Read the records and gather each line that includes "ffffff".

____

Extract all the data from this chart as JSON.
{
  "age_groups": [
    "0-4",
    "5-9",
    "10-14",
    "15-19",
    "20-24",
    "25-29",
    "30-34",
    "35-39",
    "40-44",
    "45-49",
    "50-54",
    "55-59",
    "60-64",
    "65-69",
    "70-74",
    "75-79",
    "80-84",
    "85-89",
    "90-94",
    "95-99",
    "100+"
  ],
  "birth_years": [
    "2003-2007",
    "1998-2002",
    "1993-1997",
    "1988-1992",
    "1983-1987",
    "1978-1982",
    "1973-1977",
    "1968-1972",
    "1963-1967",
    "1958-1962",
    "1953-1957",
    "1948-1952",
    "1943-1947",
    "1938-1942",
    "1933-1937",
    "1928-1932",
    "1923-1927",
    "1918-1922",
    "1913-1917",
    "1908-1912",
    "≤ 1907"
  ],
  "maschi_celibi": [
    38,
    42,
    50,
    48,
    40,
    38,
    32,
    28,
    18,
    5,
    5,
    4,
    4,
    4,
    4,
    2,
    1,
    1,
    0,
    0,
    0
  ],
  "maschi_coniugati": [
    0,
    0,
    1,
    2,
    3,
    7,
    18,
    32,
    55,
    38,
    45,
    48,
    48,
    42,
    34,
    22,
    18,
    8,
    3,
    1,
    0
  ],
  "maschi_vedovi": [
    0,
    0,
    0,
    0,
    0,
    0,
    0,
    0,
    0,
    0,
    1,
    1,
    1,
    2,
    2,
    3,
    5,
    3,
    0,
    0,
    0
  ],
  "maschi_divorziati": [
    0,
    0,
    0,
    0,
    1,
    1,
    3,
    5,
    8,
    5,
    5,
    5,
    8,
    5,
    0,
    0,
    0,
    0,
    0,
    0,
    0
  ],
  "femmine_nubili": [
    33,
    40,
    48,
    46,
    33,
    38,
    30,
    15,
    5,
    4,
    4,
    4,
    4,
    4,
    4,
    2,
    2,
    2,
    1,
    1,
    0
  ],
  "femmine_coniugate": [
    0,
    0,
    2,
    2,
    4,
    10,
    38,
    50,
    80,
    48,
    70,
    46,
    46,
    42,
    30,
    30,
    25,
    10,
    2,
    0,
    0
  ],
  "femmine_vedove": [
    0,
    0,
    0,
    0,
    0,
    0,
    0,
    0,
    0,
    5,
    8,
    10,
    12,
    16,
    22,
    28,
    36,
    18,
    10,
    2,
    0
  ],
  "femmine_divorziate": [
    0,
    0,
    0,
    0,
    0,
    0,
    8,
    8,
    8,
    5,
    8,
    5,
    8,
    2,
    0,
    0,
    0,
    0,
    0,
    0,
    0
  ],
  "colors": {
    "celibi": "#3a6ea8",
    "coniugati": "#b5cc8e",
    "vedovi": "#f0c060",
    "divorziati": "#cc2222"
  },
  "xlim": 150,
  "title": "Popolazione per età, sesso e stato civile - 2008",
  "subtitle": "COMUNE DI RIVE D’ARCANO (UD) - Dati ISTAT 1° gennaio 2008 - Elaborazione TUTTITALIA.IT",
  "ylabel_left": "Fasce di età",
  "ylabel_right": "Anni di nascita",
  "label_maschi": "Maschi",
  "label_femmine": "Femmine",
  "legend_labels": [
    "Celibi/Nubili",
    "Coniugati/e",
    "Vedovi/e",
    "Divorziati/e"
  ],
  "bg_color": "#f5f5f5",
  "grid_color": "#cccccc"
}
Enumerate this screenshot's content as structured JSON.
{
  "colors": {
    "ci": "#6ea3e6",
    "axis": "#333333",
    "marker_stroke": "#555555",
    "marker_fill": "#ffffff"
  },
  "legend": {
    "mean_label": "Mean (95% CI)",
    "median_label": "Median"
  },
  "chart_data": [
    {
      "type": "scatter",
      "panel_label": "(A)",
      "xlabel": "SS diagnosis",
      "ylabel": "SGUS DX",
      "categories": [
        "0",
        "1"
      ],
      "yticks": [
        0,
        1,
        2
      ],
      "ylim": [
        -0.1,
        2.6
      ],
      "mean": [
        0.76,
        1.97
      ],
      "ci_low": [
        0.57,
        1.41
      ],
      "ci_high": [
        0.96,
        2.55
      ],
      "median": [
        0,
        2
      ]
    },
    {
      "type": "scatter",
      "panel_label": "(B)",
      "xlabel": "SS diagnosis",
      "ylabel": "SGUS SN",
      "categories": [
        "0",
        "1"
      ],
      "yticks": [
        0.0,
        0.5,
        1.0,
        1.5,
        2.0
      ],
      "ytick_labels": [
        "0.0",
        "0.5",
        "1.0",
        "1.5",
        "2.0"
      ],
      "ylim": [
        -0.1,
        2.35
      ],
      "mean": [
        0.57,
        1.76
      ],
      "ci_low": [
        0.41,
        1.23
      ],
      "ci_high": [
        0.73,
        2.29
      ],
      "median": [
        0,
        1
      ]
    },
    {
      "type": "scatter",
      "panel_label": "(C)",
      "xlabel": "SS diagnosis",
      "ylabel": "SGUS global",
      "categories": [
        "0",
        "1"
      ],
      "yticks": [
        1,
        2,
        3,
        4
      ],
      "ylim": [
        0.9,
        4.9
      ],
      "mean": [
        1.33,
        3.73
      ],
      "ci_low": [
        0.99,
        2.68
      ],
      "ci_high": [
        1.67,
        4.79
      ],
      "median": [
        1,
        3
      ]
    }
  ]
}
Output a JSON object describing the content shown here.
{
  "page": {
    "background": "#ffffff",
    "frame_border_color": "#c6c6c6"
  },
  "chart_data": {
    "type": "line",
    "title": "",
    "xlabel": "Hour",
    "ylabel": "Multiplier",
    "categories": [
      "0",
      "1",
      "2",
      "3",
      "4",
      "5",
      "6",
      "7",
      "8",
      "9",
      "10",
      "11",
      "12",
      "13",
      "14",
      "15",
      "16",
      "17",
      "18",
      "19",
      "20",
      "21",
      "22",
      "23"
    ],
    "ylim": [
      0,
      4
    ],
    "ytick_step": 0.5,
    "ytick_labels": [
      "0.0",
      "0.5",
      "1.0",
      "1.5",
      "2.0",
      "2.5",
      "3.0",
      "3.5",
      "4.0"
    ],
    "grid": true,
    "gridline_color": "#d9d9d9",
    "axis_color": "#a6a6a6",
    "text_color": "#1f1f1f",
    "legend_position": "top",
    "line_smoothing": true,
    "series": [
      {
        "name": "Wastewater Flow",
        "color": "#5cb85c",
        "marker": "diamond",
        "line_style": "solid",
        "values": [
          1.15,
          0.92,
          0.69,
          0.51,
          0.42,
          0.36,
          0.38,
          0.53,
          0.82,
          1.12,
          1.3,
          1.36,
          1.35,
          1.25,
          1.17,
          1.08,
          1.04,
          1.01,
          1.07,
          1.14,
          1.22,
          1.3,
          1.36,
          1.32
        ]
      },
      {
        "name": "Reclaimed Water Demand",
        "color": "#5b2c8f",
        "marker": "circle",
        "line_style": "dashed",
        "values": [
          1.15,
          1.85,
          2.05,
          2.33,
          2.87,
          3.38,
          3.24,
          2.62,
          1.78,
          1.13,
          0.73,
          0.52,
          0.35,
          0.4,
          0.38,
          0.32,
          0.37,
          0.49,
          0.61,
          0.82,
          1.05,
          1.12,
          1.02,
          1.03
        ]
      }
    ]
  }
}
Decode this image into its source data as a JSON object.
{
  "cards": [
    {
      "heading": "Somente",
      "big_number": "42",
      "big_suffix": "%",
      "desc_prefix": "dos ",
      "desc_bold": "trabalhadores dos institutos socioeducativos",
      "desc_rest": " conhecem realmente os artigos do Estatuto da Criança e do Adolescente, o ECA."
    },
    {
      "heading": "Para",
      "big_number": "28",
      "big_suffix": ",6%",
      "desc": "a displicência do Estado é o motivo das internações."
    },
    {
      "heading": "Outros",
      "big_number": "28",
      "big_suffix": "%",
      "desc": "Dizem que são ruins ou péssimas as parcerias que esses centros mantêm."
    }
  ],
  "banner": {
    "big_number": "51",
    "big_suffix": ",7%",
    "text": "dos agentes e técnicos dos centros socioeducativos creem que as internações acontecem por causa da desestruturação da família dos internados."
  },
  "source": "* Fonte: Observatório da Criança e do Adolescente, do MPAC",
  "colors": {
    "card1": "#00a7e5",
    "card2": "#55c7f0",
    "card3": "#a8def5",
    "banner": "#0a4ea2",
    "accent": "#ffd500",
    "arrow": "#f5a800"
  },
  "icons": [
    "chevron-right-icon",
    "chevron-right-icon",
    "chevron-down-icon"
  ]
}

____

• **Answer**:
    "marker_fill": "#ffffff"
    "background": "#ffffff",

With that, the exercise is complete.